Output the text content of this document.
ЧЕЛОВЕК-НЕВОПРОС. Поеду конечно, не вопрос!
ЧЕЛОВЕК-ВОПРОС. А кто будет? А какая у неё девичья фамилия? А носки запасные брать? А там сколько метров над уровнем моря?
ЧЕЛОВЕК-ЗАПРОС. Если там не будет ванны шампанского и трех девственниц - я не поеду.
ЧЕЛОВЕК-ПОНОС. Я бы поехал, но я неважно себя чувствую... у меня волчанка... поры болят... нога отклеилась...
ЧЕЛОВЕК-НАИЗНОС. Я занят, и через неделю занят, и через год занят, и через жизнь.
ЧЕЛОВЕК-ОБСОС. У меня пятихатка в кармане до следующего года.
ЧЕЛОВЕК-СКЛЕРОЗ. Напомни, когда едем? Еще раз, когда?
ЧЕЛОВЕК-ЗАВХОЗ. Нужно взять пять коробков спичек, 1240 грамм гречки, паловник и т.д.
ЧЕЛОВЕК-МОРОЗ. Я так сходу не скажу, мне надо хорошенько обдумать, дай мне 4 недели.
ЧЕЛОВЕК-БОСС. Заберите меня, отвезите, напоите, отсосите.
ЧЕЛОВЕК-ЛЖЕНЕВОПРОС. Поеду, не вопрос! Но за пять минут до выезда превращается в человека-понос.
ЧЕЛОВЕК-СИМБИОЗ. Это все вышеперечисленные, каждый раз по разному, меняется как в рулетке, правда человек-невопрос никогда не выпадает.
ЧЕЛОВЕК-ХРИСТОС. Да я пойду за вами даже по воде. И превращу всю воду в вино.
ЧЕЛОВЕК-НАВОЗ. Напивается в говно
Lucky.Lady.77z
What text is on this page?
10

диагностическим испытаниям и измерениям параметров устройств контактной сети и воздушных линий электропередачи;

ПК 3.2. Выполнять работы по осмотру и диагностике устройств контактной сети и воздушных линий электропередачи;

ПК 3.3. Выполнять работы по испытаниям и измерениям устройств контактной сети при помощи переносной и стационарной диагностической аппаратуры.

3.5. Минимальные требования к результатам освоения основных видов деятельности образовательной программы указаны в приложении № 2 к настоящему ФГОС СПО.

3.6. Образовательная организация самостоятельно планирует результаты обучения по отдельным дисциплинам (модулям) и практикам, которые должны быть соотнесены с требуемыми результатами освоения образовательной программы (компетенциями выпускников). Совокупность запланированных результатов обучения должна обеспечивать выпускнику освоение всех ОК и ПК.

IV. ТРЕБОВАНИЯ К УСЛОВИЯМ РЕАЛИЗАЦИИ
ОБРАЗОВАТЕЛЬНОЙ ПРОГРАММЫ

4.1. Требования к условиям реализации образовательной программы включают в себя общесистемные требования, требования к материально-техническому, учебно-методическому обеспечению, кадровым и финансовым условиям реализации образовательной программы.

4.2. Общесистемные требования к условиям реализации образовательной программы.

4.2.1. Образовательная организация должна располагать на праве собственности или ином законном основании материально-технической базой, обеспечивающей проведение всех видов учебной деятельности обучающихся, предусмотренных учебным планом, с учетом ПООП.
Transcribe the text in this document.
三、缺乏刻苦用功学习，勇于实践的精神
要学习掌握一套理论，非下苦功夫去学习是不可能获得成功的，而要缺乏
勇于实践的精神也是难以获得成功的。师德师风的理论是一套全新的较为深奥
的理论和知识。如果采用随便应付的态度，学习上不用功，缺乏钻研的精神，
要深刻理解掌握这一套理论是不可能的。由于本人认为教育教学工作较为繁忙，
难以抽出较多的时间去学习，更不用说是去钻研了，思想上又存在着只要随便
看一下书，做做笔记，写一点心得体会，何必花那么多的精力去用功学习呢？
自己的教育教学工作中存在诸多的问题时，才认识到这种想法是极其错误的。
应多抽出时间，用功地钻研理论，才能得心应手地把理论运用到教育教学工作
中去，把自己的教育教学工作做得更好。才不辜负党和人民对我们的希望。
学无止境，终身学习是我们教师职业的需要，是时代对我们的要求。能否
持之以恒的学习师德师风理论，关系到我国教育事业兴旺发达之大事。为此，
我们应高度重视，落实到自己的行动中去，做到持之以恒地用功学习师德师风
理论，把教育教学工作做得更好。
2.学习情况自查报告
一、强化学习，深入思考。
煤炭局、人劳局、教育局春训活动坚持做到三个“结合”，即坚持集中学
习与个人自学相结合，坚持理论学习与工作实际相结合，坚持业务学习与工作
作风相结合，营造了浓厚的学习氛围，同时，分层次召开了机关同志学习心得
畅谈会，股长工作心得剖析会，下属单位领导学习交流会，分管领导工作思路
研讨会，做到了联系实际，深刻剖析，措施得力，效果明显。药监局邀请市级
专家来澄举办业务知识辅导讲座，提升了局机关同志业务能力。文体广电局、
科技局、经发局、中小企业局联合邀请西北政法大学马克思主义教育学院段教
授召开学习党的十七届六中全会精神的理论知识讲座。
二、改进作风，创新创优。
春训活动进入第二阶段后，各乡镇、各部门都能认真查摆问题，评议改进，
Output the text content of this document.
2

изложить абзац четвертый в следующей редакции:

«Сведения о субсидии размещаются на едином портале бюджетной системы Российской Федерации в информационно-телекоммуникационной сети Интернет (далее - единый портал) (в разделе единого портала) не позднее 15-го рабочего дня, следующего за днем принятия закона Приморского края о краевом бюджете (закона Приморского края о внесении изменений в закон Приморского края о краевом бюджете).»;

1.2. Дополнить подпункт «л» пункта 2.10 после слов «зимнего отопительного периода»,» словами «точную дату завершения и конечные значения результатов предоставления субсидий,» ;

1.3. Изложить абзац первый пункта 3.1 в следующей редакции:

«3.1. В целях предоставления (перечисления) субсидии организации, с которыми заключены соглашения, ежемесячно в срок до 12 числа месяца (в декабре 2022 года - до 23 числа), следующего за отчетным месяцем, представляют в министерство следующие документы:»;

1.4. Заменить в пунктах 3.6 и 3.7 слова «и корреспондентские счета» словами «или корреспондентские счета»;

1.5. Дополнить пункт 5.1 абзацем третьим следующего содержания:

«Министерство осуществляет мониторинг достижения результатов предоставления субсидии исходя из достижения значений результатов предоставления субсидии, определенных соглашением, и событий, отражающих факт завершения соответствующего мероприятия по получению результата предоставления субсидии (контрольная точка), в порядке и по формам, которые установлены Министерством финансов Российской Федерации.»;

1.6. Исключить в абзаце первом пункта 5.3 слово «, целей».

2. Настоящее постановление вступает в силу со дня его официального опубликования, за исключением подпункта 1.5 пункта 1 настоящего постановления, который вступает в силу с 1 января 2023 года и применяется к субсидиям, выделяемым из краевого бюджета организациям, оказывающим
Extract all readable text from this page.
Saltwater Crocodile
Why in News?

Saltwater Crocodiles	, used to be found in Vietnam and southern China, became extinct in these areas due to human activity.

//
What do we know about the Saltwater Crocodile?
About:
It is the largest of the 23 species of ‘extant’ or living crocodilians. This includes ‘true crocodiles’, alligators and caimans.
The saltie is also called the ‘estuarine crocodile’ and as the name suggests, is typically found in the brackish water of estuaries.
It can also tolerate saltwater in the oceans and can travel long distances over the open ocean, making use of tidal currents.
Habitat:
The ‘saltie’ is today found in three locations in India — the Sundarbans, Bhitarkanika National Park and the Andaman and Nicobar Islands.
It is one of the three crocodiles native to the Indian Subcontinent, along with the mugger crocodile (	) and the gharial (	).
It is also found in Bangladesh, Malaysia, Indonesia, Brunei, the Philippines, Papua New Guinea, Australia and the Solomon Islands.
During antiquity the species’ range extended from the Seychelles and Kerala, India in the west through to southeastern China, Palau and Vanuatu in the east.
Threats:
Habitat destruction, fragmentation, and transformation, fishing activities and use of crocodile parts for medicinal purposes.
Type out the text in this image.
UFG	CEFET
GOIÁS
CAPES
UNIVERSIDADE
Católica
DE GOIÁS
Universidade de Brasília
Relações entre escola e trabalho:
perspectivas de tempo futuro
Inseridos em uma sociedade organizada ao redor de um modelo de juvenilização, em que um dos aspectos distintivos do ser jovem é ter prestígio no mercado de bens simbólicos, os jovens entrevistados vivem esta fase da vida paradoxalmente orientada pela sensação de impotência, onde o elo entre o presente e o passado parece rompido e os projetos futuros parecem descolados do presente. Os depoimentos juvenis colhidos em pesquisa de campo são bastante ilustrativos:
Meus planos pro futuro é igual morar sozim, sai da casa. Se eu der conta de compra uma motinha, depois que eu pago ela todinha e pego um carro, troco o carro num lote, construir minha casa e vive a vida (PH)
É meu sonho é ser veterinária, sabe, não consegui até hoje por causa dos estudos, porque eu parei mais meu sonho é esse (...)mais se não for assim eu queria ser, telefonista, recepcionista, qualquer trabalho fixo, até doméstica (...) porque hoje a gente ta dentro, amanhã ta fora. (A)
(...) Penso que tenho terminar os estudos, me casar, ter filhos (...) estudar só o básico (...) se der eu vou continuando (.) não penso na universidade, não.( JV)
=====
■ STATED EXERCISE ■
Take each line of the material that contains the word "three" and list it.

■ WORKED SOLUTION ■
The ‘saltie’ is today found in three locations in India — the Sundarbans, Bhitarkanika National Park and the Andaman and Nicobar Islands.
It is one of the three crocodiles native to the Indian Subcontinent, along with the mugger crocodile (	) and the gharial (	).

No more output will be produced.